Stated goal :: Pull out every line of the listing below where "JSON" appears.

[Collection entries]
## Begin

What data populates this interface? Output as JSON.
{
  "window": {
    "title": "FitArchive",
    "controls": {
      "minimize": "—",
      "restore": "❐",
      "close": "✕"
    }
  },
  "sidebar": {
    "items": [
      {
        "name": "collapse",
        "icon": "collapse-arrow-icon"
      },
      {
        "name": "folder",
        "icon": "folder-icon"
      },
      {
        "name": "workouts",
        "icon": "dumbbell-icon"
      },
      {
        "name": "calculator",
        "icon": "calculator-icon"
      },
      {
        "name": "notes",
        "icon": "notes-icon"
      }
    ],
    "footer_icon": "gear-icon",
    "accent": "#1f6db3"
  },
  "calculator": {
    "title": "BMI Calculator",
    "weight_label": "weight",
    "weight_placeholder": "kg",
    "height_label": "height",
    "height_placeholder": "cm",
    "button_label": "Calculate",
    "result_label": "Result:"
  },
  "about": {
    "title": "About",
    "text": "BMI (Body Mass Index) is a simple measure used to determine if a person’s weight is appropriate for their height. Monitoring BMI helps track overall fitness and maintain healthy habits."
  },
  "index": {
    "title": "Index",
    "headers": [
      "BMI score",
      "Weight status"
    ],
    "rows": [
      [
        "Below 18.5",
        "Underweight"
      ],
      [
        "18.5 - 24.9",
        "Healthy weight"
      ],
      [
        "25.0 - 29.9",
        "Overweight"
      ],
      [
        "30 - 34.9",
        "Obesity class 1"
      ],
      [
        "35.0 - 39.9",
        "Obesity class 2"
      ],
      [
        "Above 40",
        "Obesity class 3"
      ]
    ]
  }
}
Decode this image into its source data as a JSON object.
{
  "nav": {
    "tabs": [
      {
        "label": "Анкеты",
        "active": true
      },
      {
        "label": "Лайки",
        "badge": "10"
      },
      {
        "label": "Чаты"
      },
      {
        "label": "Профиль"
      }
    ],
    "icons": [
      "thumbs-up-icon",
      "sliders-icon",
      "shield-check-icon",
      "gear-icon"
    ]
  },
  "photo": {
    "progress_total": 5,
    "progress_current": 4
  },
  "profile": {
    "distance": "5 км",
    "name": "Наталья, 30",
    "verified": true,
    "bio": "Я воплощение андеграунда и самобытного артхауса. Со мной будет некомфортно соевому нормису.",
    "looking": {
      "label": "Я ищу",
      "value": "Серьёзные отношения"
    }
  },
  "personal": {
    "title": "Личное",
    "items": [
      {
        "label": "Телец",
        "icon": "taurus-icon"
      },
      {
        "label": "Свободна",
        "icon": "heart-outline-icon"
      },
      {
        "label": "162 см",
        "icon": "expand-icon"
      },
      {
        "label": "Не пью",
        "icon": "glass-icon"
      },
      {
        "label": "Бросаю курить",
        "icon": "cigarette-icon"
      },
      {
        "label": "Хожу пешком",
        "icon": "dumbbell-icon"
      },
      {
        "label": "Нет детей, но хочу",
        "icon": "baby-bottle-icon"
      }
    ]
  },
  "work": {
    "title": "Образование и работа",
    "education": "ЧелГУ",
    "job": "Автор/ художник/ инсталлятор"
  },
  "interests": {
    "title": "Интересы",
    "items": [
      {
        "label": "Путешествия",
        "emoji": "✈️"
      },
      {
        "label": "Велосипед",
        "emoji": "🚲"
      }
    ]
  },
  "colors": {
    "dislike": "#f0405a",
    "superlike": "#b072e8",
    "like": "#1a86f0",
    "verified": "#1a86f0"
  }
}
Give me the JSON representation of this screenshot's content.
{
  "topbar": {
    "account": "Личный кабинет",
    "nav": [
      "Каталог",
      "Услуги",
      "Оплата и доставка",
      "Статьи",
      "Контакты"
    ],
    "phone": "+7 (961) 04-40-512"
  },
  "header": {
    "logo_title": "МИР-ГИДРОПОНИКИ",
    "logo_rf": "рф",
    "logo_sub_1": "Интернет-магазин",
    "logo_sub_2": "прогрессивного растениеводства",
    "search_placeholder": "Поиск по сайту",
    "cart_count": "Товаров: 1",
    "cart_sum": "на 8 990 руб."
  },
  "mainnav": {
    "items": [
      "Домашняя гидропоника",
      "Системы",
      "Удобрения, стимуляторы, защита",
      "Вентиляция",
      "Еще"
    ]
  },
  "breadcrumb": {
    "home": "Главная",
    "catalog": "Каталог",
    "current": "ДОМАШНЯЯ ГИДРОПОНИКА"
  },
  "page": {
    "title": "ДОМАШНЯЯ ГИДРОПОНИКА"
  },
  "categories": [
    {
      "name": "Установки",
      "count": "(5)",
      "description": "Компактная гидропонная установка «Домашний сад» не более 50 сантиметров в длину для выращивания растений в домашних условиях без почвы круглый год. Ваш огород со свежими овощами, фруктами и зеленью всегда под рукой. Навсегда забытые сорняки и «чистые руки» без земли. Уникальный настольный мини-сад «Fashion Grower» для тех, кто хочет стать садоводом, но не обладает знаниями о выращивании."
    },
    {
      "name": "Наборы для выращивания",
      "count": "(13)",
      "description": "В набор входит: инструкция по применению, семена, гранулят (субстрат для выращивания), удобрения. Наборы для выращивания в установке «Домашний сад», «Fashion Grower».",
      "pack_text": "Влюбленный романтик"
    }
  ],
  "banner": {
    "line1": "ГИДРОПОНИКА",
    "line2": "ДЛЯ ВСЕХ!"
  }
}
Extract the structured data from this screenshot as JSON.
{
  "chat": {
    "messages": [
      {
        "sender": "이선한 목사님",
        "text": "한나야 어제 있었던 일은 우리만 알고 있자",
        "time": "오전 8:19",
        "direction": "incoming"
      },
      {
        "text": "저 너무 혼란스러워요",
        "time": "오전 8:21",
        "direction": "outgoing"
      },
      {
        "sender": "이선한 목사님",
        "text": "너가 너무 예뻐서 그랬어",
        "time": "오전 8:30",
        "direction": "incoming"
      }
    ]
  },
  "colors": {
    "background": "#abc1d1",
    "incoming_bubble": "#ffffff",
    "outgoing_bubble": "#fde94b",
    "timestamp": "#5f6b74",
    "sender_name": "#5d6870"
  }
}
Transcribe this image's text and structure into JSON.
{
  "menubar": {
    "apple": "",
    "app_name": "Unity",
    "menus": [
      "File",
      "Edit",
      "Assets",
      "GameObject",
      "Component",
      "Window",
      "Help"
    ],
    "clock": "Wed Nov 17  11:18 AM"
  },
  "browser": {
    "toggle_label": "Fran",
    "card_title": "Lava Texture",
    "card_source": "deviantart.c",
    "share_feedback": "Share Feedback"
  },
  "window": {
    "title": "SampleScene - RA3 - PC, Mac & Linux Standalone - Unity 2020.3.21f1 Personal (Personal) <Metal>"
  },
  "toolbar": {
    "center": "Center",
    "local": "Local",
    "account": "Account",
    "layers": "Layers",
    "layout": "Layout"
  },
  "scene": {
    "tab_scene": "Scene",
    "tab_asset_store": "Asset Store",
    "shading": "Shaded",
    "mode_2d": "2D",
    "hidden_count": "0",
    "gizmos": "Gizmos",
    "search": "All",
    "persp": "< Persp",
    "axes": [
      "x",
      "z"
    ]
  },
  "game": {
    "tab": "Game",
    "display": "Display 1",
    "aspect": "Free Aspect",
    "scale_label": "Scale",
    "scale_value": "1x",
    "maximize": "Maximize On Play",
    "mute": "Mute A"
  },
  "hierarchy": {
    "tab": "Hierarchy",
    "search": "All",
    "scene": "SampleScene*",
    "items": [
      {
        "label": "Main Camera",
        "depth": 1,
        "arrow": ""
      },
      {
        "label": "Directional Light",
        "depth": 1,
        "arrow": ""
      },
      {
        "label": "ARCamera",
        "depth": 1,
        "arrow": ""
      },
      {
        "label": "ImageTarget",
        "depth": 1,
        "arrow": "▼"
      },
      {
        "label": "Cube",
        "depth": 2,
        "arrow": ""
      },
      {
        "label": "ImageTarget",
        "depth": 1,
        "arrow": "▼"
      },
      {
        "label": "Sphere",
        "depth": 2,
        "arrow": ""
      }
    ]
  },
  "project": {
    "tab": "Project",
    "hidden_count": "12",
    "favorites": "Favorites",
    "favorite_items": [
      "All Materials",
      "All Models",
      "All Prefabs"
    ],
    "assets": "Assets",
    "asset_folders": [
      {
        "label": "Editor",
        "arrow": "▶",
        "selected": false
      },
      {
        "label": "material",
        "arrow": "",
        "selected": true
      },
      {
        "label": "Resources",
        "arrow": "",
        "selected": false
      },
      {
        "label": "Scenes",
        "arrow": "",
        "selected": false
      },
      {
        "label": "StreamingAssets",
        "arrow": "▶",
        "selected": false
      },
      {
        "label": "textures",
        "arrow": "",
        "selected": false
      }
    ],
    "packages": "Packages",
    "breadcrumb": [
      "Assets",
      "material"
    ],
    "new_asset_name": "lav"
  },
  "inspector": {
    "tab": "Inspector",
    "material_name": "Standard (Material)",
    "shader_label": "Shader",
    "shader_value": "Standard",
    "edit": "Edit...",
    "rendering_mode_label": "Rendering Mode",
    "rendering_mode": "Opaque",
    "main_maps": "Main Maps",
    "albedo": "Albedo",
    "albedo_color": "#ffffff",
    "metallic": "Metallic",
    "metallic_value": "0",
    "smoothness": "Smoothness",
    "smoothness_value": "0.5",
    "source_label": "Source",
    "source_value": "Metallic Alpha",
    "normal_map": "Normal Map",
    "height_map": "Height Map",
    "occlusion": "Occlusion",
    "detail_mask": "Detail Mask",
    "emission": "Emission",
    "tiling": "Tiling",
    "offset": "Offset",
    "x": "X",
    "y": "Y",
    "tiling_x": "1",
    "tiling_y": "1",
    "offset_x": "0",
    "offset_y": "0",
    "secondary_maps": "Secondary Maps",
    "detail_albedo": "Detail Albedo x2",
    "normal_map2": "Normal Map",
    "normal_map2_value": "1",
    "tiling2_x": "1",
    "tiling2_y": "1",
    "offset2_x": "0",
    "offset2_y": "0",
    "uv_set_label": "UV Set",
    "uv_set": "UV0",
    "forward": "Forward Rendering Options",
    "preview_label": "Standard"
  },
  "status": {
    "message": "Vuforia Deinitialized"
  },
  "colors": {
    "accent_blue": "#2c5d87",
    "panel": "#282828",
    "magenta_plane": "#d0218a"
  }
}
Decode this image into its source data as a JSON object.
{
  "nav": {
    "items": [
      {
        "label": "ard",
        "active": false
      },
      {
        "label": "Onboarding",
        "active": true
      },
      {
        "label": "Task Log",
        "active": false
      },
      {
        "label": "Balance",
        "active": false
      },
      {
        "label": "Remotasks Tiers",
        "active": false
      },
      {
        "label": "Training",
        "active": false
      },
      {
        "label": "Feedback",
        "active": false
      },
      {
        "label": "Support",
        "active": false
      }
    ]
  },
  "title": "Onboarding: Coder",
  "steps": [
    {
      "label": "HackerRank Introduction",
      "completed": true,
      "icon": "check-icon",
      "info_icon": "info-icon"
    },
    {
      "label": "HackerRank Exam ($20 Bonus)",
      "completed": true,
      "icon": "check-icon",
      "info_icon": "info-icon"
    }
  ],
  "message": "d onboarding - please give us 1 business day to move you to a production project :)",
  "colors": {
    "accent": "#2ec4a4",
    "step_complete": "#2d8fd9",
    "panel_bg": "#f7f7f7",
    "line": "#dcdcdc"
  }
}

## End

Result of this task ::
What data populates this interface? Output as JSON.
Decode this image into its source data as a JSON object.
Give me the JSON representation of this screenshot's content.
Extract the structured data from this screenshot as JSON.
Transcribe this image's text and structure into JSON.
Decode this image into its source data as a JSON object.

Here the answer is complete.